**Record extracts**
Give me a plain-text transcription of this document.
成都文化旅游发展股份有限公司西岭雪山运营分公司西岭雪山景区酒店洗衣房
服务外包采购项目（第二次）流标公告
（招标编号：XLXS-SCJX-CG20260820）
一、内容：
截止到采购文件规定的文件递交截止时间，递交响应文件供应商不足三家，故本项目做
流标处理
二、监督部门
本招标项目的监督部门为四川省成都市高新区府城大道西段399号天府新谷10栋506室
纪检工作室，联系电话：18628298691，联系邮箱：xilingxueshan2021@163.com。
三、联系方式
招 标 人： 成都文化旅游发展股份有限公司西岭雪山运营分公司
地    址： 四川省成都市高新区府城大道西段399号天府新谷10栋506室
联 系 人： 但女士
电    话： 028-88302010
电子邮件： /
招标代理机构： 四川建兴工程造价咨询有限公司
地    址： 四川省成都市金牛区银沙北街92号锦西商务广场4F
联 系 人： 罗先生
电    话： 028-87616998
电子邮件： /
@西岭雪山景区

...

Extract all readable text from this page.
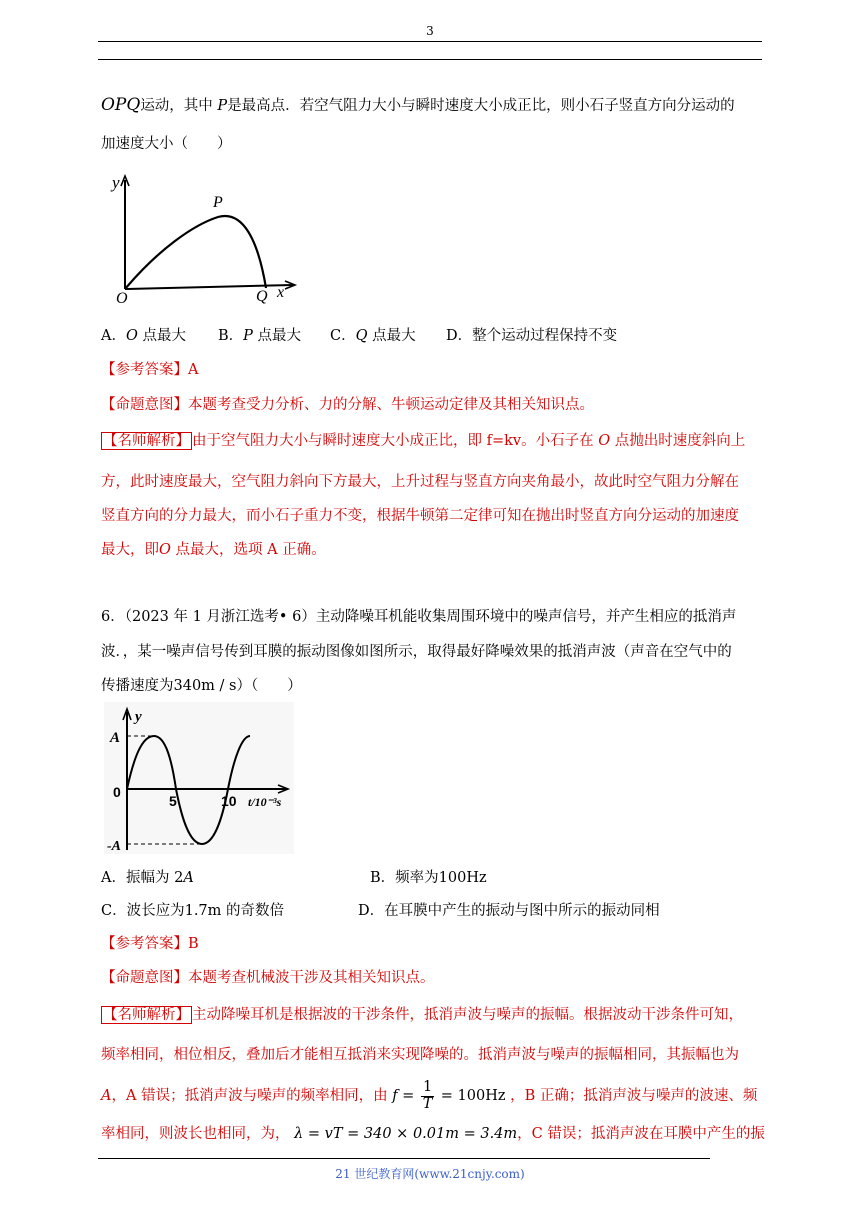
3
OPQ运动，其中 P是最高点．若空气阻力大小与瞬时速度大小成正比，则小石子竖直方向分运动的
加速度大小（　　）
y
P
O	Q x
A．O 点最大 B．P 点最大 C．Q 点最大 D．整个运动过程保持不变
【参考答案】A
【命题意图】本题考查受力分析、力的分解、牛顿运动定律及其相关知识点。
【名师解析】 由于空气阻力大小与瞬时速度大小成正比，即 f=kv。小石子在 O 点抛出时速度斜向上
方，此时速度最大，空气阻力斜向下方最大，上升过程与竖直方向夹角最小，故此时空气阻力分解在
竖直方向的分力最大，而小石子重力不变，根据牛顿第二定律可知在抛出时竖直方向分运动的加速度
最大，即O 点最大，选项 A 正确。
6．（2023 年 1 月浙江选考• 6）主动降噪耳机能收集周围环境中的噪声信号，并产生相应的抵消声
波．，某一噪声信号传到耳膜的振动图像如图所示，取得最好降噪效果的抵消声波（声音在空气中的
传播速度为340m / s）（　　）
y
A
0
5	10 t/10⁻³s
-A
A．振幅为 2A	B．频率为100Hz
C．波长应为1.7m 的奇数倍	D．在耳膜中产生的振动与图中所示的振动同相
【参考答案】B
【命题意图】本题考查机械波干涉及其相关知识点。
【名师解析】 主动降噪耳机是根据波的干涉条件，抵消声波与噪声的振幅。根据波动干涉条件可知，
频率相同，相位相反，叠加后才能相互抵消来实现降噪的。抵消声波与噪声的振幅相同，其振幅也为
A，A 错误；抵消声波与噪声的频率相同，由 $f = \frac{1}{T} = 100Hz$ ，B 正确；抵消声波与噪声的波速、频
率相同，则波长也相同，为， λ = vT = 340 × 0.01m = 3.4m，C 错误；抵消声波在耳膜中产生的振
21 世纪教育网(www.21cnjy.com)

---

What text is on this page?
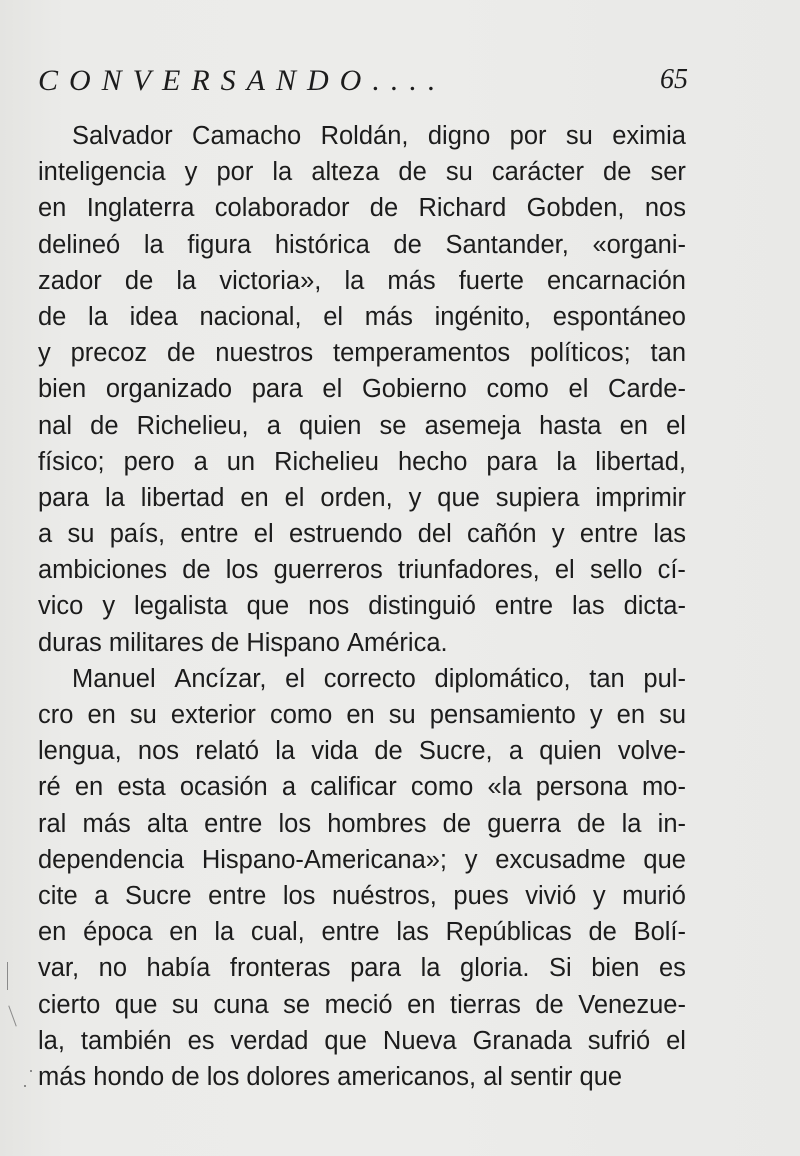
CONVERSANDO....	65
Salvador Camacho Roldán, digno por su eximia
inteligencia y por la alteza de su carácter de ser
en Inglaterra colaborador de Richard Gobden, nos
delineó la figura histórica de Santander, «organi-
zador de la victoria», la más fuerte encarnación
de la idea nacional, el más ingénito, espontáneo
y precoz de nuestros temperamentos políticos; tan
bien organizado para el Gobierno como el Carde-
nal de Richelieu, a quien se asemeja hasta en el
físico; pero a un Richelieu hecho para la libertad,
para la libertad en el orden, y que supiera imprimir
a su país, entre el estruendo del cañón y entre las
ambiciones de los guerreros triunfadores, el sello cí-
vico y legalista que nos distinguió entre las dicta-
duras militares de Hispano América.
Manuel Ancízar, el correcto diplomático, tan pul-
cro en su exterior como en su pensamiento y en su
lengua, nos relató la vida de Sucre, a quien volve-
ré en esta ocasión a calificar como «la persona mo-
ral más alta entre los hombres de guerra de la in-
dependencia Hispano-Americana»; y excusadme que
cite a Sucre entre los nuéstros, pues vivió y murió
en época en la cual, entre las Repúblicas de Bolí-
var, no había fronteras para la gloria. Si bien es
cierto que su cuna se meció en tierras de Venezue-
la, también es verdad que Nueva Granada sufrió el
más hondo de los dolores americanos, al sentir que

**What the task requires**
Pick out all lines containing the string "Richelieu".

**Problem solution**
nal de Richelieu, a quien se asemeja hasta en el
físico; pero a un Richelieu hecho para la libertad,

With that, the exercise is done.